• **Exercise task**: In the material below, rewrite the part that opens with the line containing "launcher-icon[interactable]: ◎ [10,581,30,601]" and closes with the line containing "expert-avatar: 🎬 [230,221,254,245]" as a JSON list of strings, with one string for each line and no blank lines.
-- begin Input rows --
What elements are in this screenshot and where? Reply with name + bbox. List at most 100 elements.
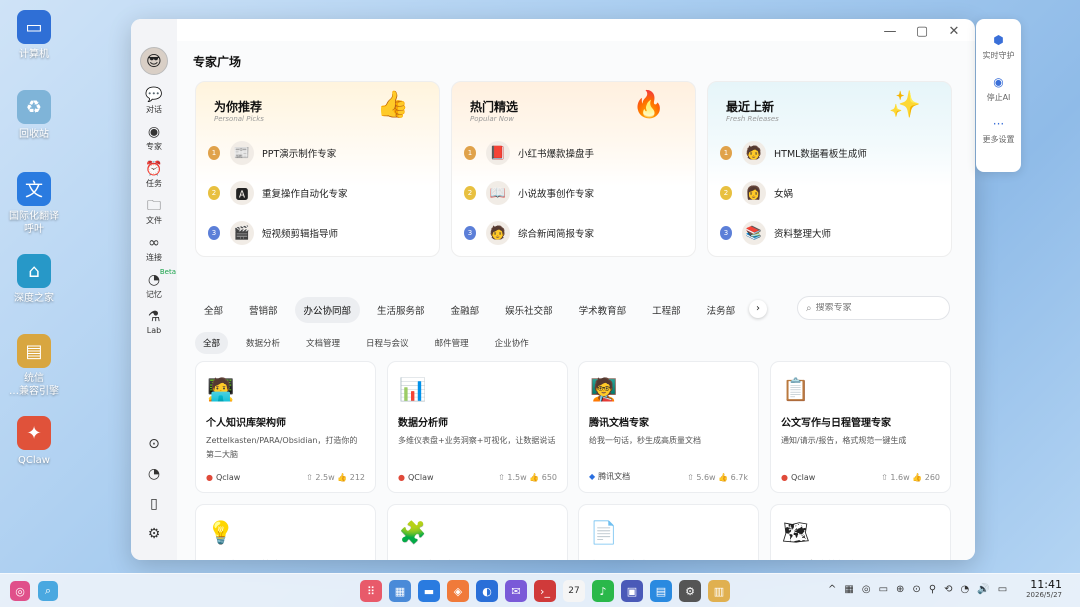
launcher-icon[interactable]: ◎ [10,581,30,601]
store-icon[interactable]: ◈ [447,580,469,602]
tray-icon[interactable]: ⟲ [944,584,952,595]
tray-icon[interactable]: 🔊 [977,584,989,595]
tab-7[interactable]: 工程部 [643,297,690,323]
sidebar-item-label: 任务 [146,179,162,188]
tabs-next-button[interactable]: › [749,300,767,318]
mail-icon[interactable]: ✉ [505,580,527,602]
tab-6[interactable]: 学术教育部 [570,297,636,323]
tab-0[interactable]: 全部 [195,297,232,323]
tray-icon[interactable]: ⊕ [896,584,904,595]
subtab-5[interactable]: 企业协作 [487,332,537,354]
subtab-2[interactable]: 文档管理 [298,332,348,354]
minimize-icon[interactable]: — [883,24,897,39]
ranked-expert[interactable]: 2 👩 女娲 [720,179,793,207]
ranked-expert[interactable]: 1 📕 小红书爆款操盘手 [464,139,594,167]
desktop-icon[interactable]: ▤ 统信 …兼容引擎 [0,334,68,398]
apps-grid-icon[interactable]: ⠿ [360,580,382,602]
expert-avatar: 🎬 [230,221,254,245]
sidebar-item-4[interactable]: ∞ 连接 [131,235,177,263]
avatar[interactable]: 😎 [140,47,168,75]
ranked-expert[interactable]: 1 🧑 HTML数据看板生成师 [720,139,867,167]
search-icon[interactable]: ⌕ [38,581,58,601]
desktop-icon[interactable]: ✦ QClaw [0,416,68,467]
expert-card[interactable]: 🗺 WPS表格美化整理师 [770,504,951,560]
tray-icon[interactable]: ⚲ [929,584,936,595]
sidebar-item-5[interactable]: ◔ 记忆 Beta [131,268,177,300]
desktop-icon[interactable]: 文国际化翻译 呼叶 [0,172,68,236]
trash-icon: ♻ [17,90,51,124]
tab-5[interactable]: 娱乐社交部 [496,297,562,323]
wechat-icon[interactable]: ◔ [131,466,177,482]
panel-decoration-icon: ✨ [888,90,921,120]
author-name: Qclaw [790,473,816,482]
tray-icon[interactable]: ▭ [998,584,1007,595]
desktop-icon[interactable]: ⌂ 深度之家 [0,254,68,305]
expert-card[interactable]: 📋 公文写作与日程管理专家 通知/请示/报告，格式规范一键生成 ● Qclaw ⇧ 1.6… [770,361,951,493]
subcategory-tabs: 全部 数据分析 文档管理 日程与会议 邮件管理 企业协作 [195,332,547,354]
tab-8[interactable]: 法务部 [698,297,745,323]
terminal-icon[interactable]: ›_ [534,580,556,602]
tray-icon[interactable]: ◔ [961,584,970,595]
ranked-expert[interactable]: 3 🧑 综合新闻简报专家 [464,219,594,247]
featured-panel: 最近上新 Fresh Releases ✨ 1 🧑 HTML数据看板生成师 2 👩 女娲 3 📚 资料… [707,81,952,257]
tray-icon[interactable]: ▦ [844,584,853,595]
archive-icon[interactable]: ▥ [708,580,730,602]
expert-card-name: WPS知识库管家 [206,557,282,560]
expert-card[interactable]: 🧑‍🏫 腾讯文档专家 给我一句话，秒生成高质量文档 ◆ 腾讯文档 ⇧ 5.6w 👍 6.7… [578,361,759,493]
sidebar-item-1[interactable]: ◉ 专家 [131,124,177,152]
search-input[interactable] [815,303,926,313]
clock-time: 11:41 [1030,578,1062,591]
expert-card[interactable]: 🧑‍💻 个人知识库架构师 Zettelkasten/PARA/Obsidian，打造… [195,361,376,493]
expert-card[interactable]: 📄 文件对比专家 [578,504,759,560]
float-item-1[interactable]: ◉ 停止AI [976,75,1021,103]
maximize-icon[interactable]: ▢ [915,24,929,39]
ranked-expert[interactable]: 3 🎬 短视频剪辑指导师 [208,219,338,247]
sidebar-item-label: Lab [146,326,162,335]
subtab-1[interactable]: 数据分析 [238,332,288,354]
ranked-expert[interactable]: 3 📚 资料整理大师 [720,219,831,247]
music-icon[interactable]: ♪ [592,580,614,602]
clock[interactable]: 11:41 2026/5/27 [1026,578,1062,599]
ranked-expert[interactable]: 1 📰 PPT演示制作专家 [208,139,336,167]
subtab-4[interactable]: 邮件管理 [427,332,477,354]
close-icon[interactable]: ✕ [947,24,961,39]
subtab-0[interactable]: 全部 [195,332,229,354]
float-item-2[interactable]: ··· 更多设置 [976,117,1021,145]
medal-icon: 2 [208,186,220,200]
tab-1[interactable]: 营销部 [240,297,287,323]
tray-icon[interactable]: ◎ [862,584,871,595]
search-box[interactable]: ⌕ [797,296,950,320]
calendar-icon[interactable]: 27 [563,580,585,602]
file-manager-icon[interactable]: ▬ [418,580,440,602]
search-icon: ⌕ [806,302,812,314]
tab-3[interactable]: 生活服务部 [368,297,434,323]
settings-icon[interactable]: ⚙ [679,580,701,602]
expert-card[interactable]: 💡 WPS知识库管家 [195,504,376,560]
author-logo-icon: ● [398,473,405,482]
notes-icon[interactable]: ▤ [650,580,672,602]
sidebar-item-0[interactable]: 💬 对话 [131,87,177,115]
compass-icon[interactable]: ⊙ [131,436,177,452]
expert-card-icon: 📋 [782,377,810,403]
float-item-0[interactable]: ⬢ 实时守护 [976,33,1021,61]
tab-2[interactable]: 办公协同部 [294,297,361,323]
phone-icon[interactable]: ▯ [131,496,177,512]
desktop-icon[interactable]: ▭ 计算机 [0,10,68,61]
ranked-expert[interactable]: 2 📖 小说故事创作专家 [464,179,594,207]
tab-4[interactable]: 金融部 [442,297,489,323]
browser-icon[interactable]: ◐ [476,580,498,602]
expert-card[interactable]: 🧩 WPS碎片整理归档师 [387,504,568,560]
ranked-expert[interactable]: 2 🅰 重复操作自动化专家 [208,179,348,207]
sidebar-item-3[interactable]: 🗀 文件 [131,198,177,226]
writer-icon[interactable]: ▣ [621,580,643,602]
subtab-3[interactable]: 日程与会议 [358,332,417,354]
tray-icon[interactable]: ⊙ [912,584,920,595]
multitask-icon[interactable]: ▦ [389,580,411,602]
expert-card[interactable]: 📊 数据分析师 多维仪表盘+业务洞察+可视化，让数据说话 ● QClaw ⇧ 1.5w 👍… [387,361,568,493]
tray-icon[interactable]: ▭ [879,584,888,595]
settings-icon[interactable]: ⚙ [131,526,177,542]
sidebar-item-6[interactable]: ⚗ Lab [131,309,177,335]
desktop-icon[interactable]: ♻ 回收站 [0,90,68,141]
tray-icon[interactable]: ^ [828,584,836,595]
sidebar-item-2[interactable]: ⏰ 任务 [131,161,177,189]
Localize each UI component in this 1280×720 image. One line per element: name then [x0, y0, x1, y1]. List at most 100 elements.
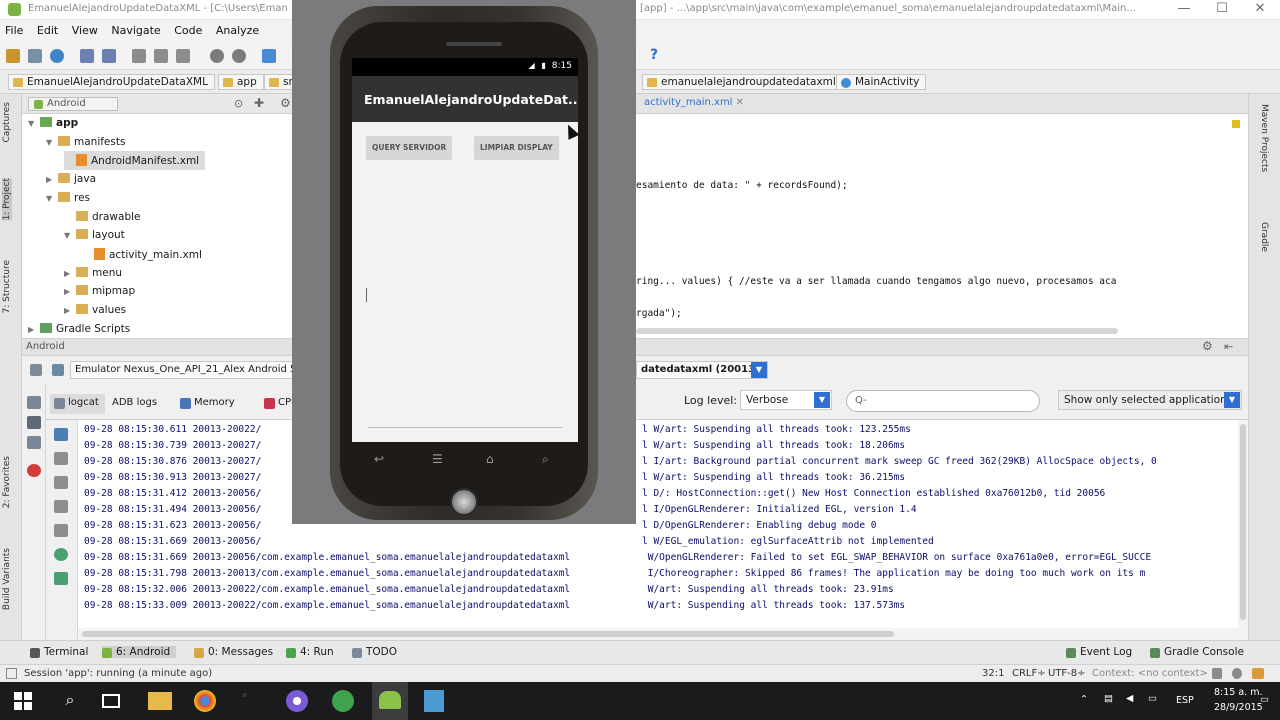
- tray-up-arrow-icon[interactable]: ⌃: [1080, 694, 1088, 705]
- terminate-icon[interactable]: [27, 464, 41, 477]
- menu-edit[interactable]: Edit: [32, 20, 63, 37]
- soft-wrap-icon[interactable]: [54, 524, 68, 537]
- breadcrumb-app[interactable]: app: [218, 74, 264, 90]
- sync-icon[interactable]: [50, 49, 64, 63]
- device-selector[interactable]: Emulator Nexus_One_API_21_Alex Android 5: [70, 361, 310, 379]
- maximize-button[interactable]: ☐: [1203, 0, 1241, 20]
- chevron-right-icon[interactable]: ▶: [64, 306, 76, 315]
- chevron-right-icon[interactable]: ▶: [64, 269, 76, 278]
- tab-activity-main[interactable]: activity_main.xml ✕: [640, 96, 748, 109]
- panel-settings-icon[interactable]: ⚙: [1202, 339, 1213, 353]
- replace-icon[interactable]: [232, 49, 246, 63]
- open-folder-icon[interactable]: [6, 49, 20, 63]
- logcat-output[interactable]: 09-28 08:15:30.611 20013-20022/l W/art: …: [78, 420, 1238, 628]
- warning-marker-icon[interactable]: [1232, 120, 1240, 128]
- event-bubble-icon[interactable]: [1252, 668, 1264, 679]
- tree-item[interactable]: AndroidManifest.xml: [64, 151, 206, 171]
- filter-select[interactable]: Show only selected application ▼: [1058, 390, 1242, 410]
- cut-icon[interactable]: [132, 49, 146, 63]
- android-bug-icon[interactable]: [54, 548, 68, 561]
- tool-tab-project[interactable]: 1: Project: [2, 178, 12, 221]
- chevron-down-icon[interactable]: ▼: [28, 119, 40, 128]
- tab-logcat[interactable]: logcat: [50, 394, 105, 414]
- tool-run[interactable]: 4: Run: [286, 646, 334, 658]
- tool-tab-build-variants[interactable]: Build Variants: [2, 548, 12, 610]
- menu-file[interactable]: File: [0, 20, 28, 37]
- eclipse-icon[interactable]: [286, 690, 308, 712]
- log-level-select[interactable]: Verbose ▼: [740, 390, 832, 410]
- chevron-down-icon[interactable]: ▼: [64, 231, 76, 240]
- tab-adb-logs[interactable]: ADB logs: [106, 394, 163, 414]
- up-icon[interactable]: [54, 476, 68, 489]
- scroll-to-end-icon[interactable]: [54, 452, 68, 465]
- limpiar-display-button[interactable]: LIMPIAR DISPLAY: [474, 136, 559, 160]
- breadcrumb-package[interactable]: emanuelalejandroupdatedataxml: [642, 74, 843, 90]
- query-servidor-button[interactable]: QUERY SERVIDOR: [366, 136, 453, 160]
- chrome-icon[interactable]: [194, 690, 216, 712]
- menu-view[interactable]: View: [67, 20, 103, 37]
- undo-icon[interactable]: [80, 49, 94, 63]
- tool-event-log[interactable]: Event Log: [1066, 646, 1132, 658]
- breadcrumb-class[interactable]: MainActivity: [836, 74, 927, 90]
- language-indicator[interactable]: ESP: [1176, 695, 1194, 706]
- tool-tab-gradle[interactable]: Gradle: [1259, 222, 1269, 252]
- chevron-down-icon[interactable]: ▼: [46, 138, 58, 147]
- line-separator[interactable]: CRLF÷: [1012, 668, 1046, 679]
- restart-icon[interactable]: [54, 572, 68, 585]
- tool-android[interactable]: 6: Android: [102, 646, 177, 658]
- inspector-icon[interactable]: [1232, 668, 1242, 679]
- tab-memory[interactable]: Memory: [176, 394, 241, 414]
- breadcrumb-project[interactable]: EmanuelAlejandroUpdateDataXML: [8, 74, 215, 90]
- tool-tab-captures[interactable]: Captures: [2, 102, 12, 142]
- logcat-search-input[interactable]: Q-: [846, 390, 1040, 412]
- tool-todo[interactable]: TODO: [352, 646, 397, 658]
- task-view-icon[interactable]: [102, 694, 120, 708]
- tree-item[interactable]: drawable: [64, 208, 140, 227]
- search-icon[interactable]: ⌕: [58, 690, 82, 712]
- tool-tab-favorites[interactable]: 2: Favorites: [2, 456, 12, 508]
- tool-gradle-console[interactable]: Gradle Console: [1150, 646, 1244, 658]
- emulator-screen[interactable]: ◢ ▮ 8:15 EmanuelAlejandroUpdateDat... QU…: [352, 58, 578, 442]
- tool-messages[interactable]: 0: Messages: [194, 646, 273, 658]
- code-editor[interactable]: esamiento de data: " + recordsFound); ri…: [636, 114, 1248, 338]
- logcat-horizontal-scrollbar[interactable]: [78, 628, 1238, 640]
- scrollbar-thumb[interactable]: [1240, 424, 1246, 620]
- back-icon[interactable]: [262, 49, 276, 63]
- scrollbar-thumb[interactable]: [82, 631, 894, 637]
- memory-icon[interactable]: [27, 396, 41, 409]
- file-encoding[interactable]: UTF-8÷: [1048, 668, 1086, 679]
- home-key-icon[interactable]: ⌂: [486, 452, 494, 466]
- chevron-right-icon[interactable]: ▶: [64, 287, 76, 296]
- clock-date[interactable]: 28/9/2015: [1214, 702, 1263, 713]
- tool-windows-icon[interactable]: [6, 668, 17, 679]
- windows-start-icon[interactable]: [14, 692, 32, 710]
- chevron-down-icon[interactable]: ▼: [751, 362, 767, 378]
- battery-icon[interactable]: ▭: [1148, 693, 1157, 704]
- collapse-all-icon[interactable]: ✚: [254, 96, 264, 110]
- clock-time[interactable]: 8:15 a. m.: [1214, 687, 1263, 698]
- help-icon[interactable]: ?: [650, 47, 664, 63]
- notepad-icon[interactable]: [424, 690, 444, 712]
- close-tab-icon[interactable]: ✕: [736, 97, 744, 108]
- paste-icon[interactable]: [176, 49, 190, 63]
- caret-position[interactable]: 32:1: [982, 668, 1004, 679]
- process-selector[interactable]: datedataxml (20013) ▼: [636, 361, 768, 379]
- tree-item[interactable]: activity_main.xml: [82, 245, 202, 264]
- chevron-right-icon[interactable]: ▶: [46, 175, 58, 184]
- tool-terminal[interactable]: Terminal: [30, 646, 88, 658]
- redo-icon[interactable]: [102, 49, 116, 63]
- network-icon[interactable]: ▤: [1104, 693, 1113, 704]
- back-key-icon[interactable]: ↩: [374, 452, 384, 466]
- chevron-down-icon[interactable]: ▼: [814, 392, 830, 408]
- tree-item[interactable]: ▼ res: [46, 189, 90, 208]
- dump-icon[interactable]: [27, 436, 41, 449]
- blank-app-icon[interactable]: ▪: [242, 690, 266, 712]
- hide-panel-icon[interactable]: ⇤: [1224, 340, 1233, 353]
- notifications-icon[interactable]: ▭: [1260, 694, 1269, 705]
- menu-analyze[interactable]: Analyze: [211, 20, 264, 37]
- lock-icon[interactable]: [1212, 668, 1222, 679]
- chevron-right-icon[interactable]: ▶: [28, 325, 40, 334]
- edit-text-underline[interactable]: [368, 427, 562, 428]
- settings-gear-icon[interactable]: ⚙: [280, 96, 291, 110]
- close-button[interactable]: ✕: [1241, 0, 1279, 20]
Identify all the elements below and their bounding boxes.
-- end Input rows --
• **Reply**:
[
  "launcher-icon[interactable]: ◎ [10,581,30,601]",
  "store-icon[interactable]: ◈ [447,580,469,602]",
  "tray-icon[interactable]: ⟲ [944,584,952,595]",
  "tray-icon[interactable]: 🔊 [977,584,989,595]",
  "tab-7[interactable]: 工程部 [643,297,690,323]",
  "sidebar-item-label: 任务 [146,179,162,188]",
  "tabs-next-button[interactable]: › [749,300,767,318]",
  "mail-icon[interactable]: ✉ [505,580,527,602]",
  "tab-6[interactable]: 学术教育部 [570,297,636,323]",
  "tab-0[interactable]: 全部 [195,297,232,323]",
  "tray-icon[interactable]: ⊕ [896,584,904,595]",
  "subtab-5[interactable]: 企业协作 [487,332,537,354]",
  "subtab-2[interactable]: 文档管理 [298,332,348,354]",
  "minimize-icon[interactable]: — [883,24,897,39]",
  "ranked-expert[interactable]: 2 👩 女娲 [720,179,793,207]",
  "ranked-expert[interactable]: 1 📕 小红书爆款操盘手 [464,139,594,167]",
  "desktop-icon[interactable]: ▤ 统信 …兼容引擎 [0,334,68,398]",
  "apps-grid-icon[interactable]: ⠿ [360,580,382,602]",
  "expert-avatar: 🎬 [230,221,254,245]"
]